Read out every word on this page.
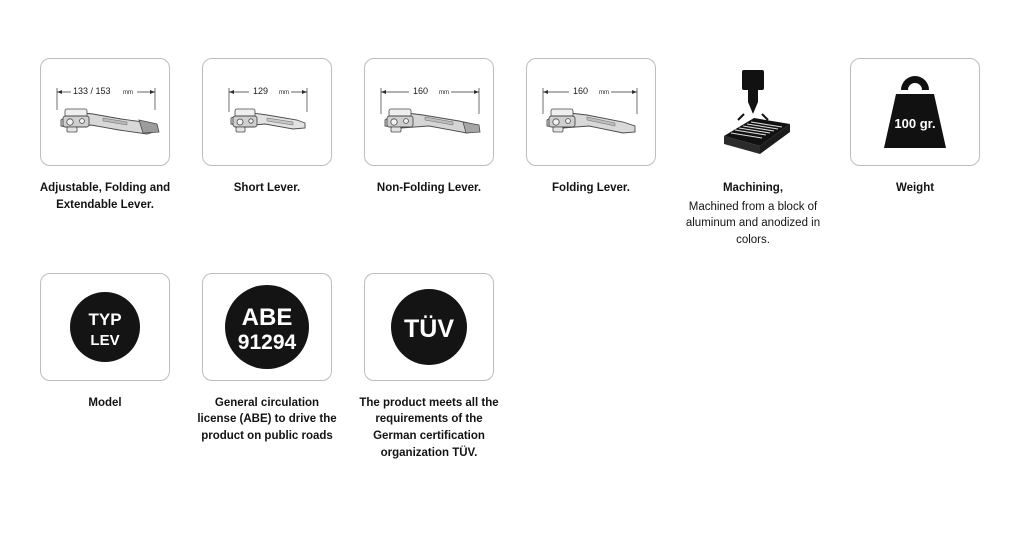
133 / 153 mm
Adjustable, Folding and Extendable Lever.
129 mm
Short Lever.
160 mm
Non-Folding Lever.
160 mm
Folding Lever.	Machining,
Machined from a block of aluminum and anodized in colors.
100 gr.
Weight
TYP
LEV
Model
ABE
91294
General circulation license (ABE) to drive the product on public roads
TÜV
The product meets all the requirements of the German certification organization TÜV.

— PROBLEM TO WORK ON —
Repeat the material verbatim. Do not carry over any picture.

— FINISHED EXERCISE —
Read out every word on this page.
133 / 153 mm
Adjustable, Folding and Extendable Lever.
129 mm
Short Lever.
160 mm
Non-Folding Lever.
160 mm
Folding Lever.	Machining,
Machined from a block of aluminum and anodized in colors.
100 gr.
Weight
TYP
LEV
Model
ABE
91294
General circulation license (ABE) to drive the product on public roads
TÜV
The product meets all the requirements of the German certification organization TÜV.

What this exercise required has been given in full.